Records for the task:

§

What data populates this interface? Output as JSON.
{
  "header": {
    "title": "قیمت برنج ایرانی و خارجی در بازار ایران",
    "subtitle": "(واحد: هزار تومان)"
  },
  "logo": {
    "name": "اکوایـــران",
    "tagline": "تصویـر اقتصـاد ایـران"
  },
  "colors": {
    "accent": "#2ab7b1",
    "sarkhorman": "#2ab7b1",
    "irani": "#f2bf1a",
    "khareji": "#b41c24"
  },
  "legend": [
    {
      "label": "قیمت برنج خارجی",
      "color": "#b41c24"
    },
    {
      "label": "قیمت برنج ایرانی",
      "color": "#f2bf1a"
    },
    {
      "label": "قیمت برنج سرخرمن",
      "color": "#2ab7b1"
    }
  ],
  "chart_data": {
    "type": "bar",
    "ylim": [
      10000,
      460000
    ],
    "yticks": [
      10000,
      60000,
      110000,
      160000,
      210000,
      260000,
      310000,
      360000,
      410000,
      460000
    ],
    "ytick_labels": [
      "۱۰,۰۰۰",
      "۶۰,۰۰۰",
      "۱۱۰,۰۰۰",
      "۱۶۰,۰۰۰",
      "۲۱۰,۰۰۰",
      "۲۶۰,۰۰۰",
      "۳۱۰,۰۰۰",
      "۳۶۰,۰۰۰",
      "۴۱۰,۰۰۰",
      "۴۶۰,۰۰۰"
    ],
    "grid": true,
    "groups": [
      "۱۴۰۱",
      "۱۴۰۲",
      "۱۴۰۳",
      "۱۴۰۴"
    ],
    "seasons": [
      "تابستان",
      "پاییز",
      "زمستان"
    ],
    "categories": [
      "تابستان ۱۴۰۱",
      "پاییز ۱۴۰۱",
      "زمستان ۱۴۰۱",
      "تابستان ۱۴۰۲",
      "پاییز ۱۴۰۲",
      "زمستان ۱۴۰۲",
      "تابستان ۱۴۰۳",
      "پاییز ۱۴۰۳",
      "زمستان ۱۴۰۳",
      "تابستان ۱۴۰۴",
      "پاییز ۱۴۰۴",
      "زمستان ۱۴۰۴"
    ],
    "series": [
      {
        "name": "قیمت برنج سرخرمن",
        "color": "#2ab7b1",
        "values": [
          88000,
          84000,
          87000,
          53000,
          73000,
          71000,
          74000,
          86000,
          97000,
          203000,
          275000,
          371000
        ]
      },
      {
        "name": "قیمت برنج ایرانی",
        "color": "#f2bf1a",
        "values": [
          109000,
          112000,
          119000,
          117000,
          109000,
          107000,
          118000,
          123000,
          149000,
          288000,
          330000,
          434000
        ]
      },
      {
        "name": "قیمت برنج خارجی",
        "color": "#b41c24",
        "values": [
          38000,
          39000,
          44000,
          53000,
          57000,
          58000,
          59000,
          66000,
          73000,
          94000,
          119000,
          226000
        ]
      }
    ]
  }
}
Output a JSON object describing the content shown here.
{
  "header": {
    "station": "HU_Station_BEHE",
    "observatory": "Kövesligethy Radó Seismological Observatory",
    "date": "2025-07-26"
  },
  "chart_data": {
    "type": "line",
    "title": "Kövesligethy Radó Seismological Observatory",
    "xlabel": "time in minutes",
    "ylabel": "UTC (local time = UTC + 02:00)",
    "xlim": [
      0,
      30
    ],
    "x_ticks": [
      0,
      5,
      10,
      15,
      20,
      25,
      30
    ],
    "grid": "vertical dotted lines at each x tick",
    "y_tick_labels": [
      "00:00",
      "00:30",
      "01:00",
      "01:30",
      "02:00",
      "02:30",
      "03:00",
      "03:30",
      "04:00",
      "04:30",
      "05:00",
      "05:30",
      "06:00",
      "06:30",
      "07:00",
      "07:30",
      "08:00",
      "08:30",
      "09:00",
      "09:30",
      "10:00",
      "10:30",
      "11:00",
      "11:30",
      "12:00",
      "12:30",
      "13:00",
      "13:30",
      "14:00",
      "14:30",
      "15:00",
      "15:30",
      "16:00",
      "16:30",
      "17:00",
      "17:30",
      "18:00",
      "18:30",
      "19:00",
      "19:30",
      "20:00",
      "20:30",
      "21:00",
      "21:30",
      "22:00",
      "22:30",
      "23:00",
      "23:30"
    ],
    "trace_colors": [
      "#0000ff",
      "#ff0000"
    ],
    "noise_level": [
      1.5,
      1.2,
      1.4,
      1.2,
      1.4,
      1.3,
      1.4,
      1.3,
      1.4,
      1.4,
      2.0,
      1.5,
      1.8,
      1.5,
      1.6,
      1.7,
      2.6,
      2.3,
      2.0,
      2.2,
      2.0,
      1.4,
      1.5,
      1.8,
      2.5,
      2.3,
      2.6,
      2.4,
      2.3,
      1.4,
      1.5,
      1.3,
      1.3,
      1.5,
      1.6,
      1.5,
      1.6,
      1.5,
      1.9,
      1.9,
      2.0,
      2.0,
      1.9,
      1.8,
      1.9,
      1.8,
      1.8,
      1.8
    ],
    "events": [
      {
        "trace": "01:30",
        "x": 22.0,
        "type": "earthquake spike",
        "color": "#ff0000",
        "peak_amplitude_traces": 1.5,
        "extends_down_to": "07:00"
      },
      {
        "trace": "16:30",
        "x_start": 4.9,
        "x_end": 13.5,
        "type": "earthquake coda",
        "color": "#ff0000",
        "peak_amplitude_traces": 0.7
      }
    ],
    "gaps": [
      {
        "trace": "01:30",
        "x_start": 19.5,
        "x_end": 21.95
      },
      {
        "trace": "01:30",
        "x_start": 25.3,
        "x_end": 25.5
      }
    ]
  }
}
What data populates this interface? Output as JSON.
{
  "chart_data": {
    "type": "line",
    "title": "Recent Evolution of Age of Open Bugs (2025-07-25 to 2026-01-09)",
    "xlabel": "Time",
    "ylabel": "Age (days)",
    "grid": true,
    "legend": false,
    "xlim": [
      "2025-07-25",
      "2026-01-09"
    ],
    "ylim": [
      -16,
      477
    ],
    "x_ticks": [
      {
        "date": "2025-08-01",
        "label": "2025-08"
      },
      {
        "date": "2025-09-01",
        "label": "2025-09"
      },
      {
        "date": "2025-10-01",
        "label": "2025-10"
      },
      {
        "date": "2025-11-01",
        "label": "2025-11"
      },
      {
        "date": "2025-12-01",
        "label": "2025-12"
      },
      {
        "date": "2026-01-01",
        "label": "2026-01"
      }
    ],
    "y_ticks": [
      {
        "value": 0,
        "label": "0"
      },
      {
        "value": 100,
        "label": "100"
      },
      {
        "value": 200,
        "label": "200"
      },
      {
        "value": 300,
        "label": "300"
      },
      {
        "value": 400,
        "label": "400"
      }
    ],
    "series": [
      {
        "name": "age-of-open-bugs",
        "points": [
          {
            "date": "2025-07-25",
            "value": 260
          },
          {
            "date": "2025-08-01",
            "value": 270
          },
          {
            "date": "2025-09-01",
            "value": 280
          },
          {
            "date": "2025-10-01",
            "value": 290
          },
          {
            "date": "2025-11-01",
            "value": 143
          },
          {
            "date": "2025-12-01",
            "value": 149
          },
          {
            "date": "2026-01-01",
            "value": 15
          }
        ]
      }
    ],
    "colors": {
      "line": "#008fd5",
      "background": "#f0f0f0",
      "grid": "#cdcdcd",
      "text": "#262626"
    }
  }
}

§

Instructions for the task:
Copy down the whole of the data above, matching it exactly.

Full output:
What data populates this interface? Output as JSON.
{
  "header": {
    "title": "قیمت برنج ایرانی و خارجی در بازار ایران",
    "subtitle": "(واحد: هزار تومان)"
  },
  "logo": {
    "name": "اکوایـــران",
    "tagline": "تصویـر اقتصـاد ایـران"
  },
  "colors": {
    "accent": "#2ab7b1",
    "sarkhorman": "#2ab7b1",
    "irani": "#f2bf1a",
    "khareji": "#b41c24"
  },
  "legend": [
    {
      "label": "قیمت برنج خارجی",
      "color": "#b41c24"
    },
    {
      "label": "قیمت برنج ایرانی",
      "color": "#f2bf1a"
    },
    {
      "label": "قیمت برنج سرخرمن",
      "color": "#2ab7b1"
    }
  ],
  "chart_data": {
    "type": "bar",
    "ylim": [
      10000,
      460000
    ],
    "yticks": [
      10000,
      60000,
      110000,
      160000,
      210000,
      260000,
      310000,
      360000,
      410000,
      460000
    ],
    "ytick_labels": [
      "۱۰,۰۰۰",
      "۶۰,۰۰۰",
      "۱۱۰,۰۰۰",
      "۱۶۰,۰۰۰",
      "۲۱۰,۰۰۰",
      "۲۶۰,۰۰۰",
      "۳۱۰,۰۰۰",
      "۳۶۰,۰۰۰",
      "۴۱۰,۰۰۰",
      "۴۶۰,۰۰۰"
    ],
    "grid": true,
    "groups": [
      "۱۴۰۱",
      "۱۴۰۲",
      "۱۴۰۳",
      "۱۴۰۴"
    ],
    "seasons": [
      "تابستان",
      "پاییز",
      "زمستان"
    ],
    "categories": [
      "تابستان ۱۴۰۱",
      "پاییز ۱۴۰۱",
      "زمستان ۱۴۰۱",
      "تابستان ۱۴۰۲",
      "پاییز ۱۴۰۲",
      "زمستان ۱۴۰۲",
      "تابستان ۱۴۰۳",
      "پاییز ۱۴۰۳",
      "زمستان ۱۴۰۳",
      "تابستان ۱۴۰۴",
      "پاییز ۱۴۰۴",
      "زمستان ۱۴۰۴"
    ],
    "series": [
      {
        "name": "قیمت برنج سرخرمن",
        "color": "#2ab7b1",
        "values": [
          88000,
          84000,
          87000,
          53000,
          73000,
          71000,
          74000,
          86000,
          97000,
          203000,
          275000,
          371000
        ]
      },
      {
        "name": "قیمت برنج ایرانی",
        "color": "#f2bf1a",
        "values": [
          109000,
          112000,
          119000,
          117000,
          109000,
          107000,
          118000,
          123000,
          149000,
          288000,
          330000,
          434000
        ]
      },
      {
        "name": "قیمت برنج خارجی",
        "color": "#b41c24",
        "values": [
          38000,
          39000,
          44000,
          53000,
          57000,
          58000,
          59000,
          66000,
          73000,
          94000,
          119000,
          226000
        ]
      }
    ]
  }
}
Output a JSON object describing the content shown here.
{
  "header": {
    "station": "HU_Station_BEHE",
    "observatory": "Kövesligethy Radó Seismological Observatory",
    "date": "2025-07-26"
  },
  "chart_data": {
    "type": "line",
    "title": "Kövesligethy Radó Seismological Observatory",
    "xlabel": "time in minutes",
    "ylabel": "UTC (local time = UTC + 02:00)",
    "xlim": [
      0,
      30
    ],
    "x_ticks": [
      0,
      5,
      10,
      15,
      20,
      25,
      30
    ],
    "grid": "vertical dotted lines at each x tick",
    "y_tick_labels": [
      "00:00",
      "00:30",
      "01:00",
      "01:30",
      "02:00",
      "02:30",
      "03:00",
      "03:30",
      "04:00",
      "04:30",
      "05:00",
      "05:30",
      "06:00",
      "06:30",
      "07:00",
      "07:30",
      "08:00",
      "08:30",
      "09:00",
      "09:30",
      "10:00",
      "10:30",
      "11:00",
      "11:30",
      "12:00",
      "12:30",
      "13:00",
      "13:30",
      "14:00",
      "14:30",
      "15:00",
      "15:30",
      "16:00",
      "16:30",
      "17:00",
      "17:30",
      "18:00",
      "18:30",
      "19:00",
      "19:30",
      "20:00",
      "20:30",
      "21:00",
      "21:30",
      "22:00",
      "22:30",
      "23:00",
      "23:30"
    ],
    "trace_colors": [
      "#0000ff",
      "#ff0000"
    ],
    "noise_level": [
      1.5,
      1.2,
      1.4,
      1.2,
      1.4,
      1.3,
      1.4,
      1.3,
      1.4,
      1.4,
      2.0,
      1.5,
      1.8,
      1.5,
      1.6,
      1.7,
      2.6,
      2.3,
      2.0,
      2.2,
      2.0,
      1.4,
      1.5,
      1.8,
      2.5,
      2.3,
      2.6,
      2.4,
      2.3,
      1.4,
      1.5,
      1.3,
      1.3,
      1.5,
      1.6,
      1.5,
      1.6,
      1.5,
      1.9,
      1.9,
      2.0,
      2.0,
      1.9,
      1.8,
      1.9,
      1.8,
      1.8,
      1.8
    ],
    "events": [
      {
        "trace": "01:30",
        "x": 22.0,
        "type": "earthquake spike",
        "color": "#ff0000",
        "peak_amplitude_traces": 1.5,
        "extends_down_to": "07:00"
      },
      {
        "trace": "16:30",
        "x_start": 4.9,
        "x_end": 13.5,
        "type": "earthquake coda",
        "color": "#ff0000",
        "peak_amplitude_traces": 0.7
      }
    ],
    "gaps": [
      {
        "trace": "01:30",
        "x_start": 19.5,
        "x_end": 21.95
      },
      {
        "trace": "01:30",
        "x_start": 25.3,
        "x_end": 25.5
      }
    ]
  }
}
What data populates this interface? Output as JSON.
{
  "chart_data": {
    "type": "line",
    "title": "Recent Evolution of Age of Open Bugs (2025-07-25 to 2026-01-09)",
    "xlabel": "Time",
    "ylabel": "Age (days)",
    "grid": true,
    "legend": false,
    "xlim": [
      "2025-07-25",
      "2026-01-09"
    ],
    "ylim": [
      -16,
      477
    ],
    "x_ticks": [
      {
        "date": "2025-08-01",
        "label": "2025-08"
      },
      {
        "date": "2025-09-01",
        "label": "2025-09"
      },
      {
        "date": "2025-10-01",
        "label": "2025-10"
      },
      {
        "date": "2025-11-01",
        "label": "2025-11"
      },
      {
        "date": "2025-12-01",
        "label": "2025-12"
      },
      {
        "date": "2026-01-01",
        "label": "2026-01"
      }
    ],
    "y_ticks": [
      {
        "value": 0,
        "label": "0"
      },
      {
        "value": 100,
        "label": "100"
      },
      {
        "value": 200,
        "label": "200"
      },
      {
        "value": 300,
        "label": "300"
      },
      {
        "value": 400,
        "label": "400"
      }
    ],
    "series": [
      {
        "name": "age-of-open-bugs",
        "points": [
          {
            "date": "2025-07-25",
            "value": 260
          },
          {
            "date": "2025-08-01",
            "value": 270
          },
          {
            "date": "2025-09-01",
            "value": 280
          },
          {
            "date": "2025-10-01",
            "value": 290
          },
          {
            "date": "2025-11-01",
            "value": 143
          },
          {
            "date": "2025-12-01",
            "value": 149
          },
          {
            "date": "2026-01-01",
            "value": 15
          }
        ]
      }
    ],
    "colors": {
      "line": "#008fd5",
      "background": "#f0f0f0",
      "grid": "#cdcdcd",
      "text": "#262626"
    }
  }
}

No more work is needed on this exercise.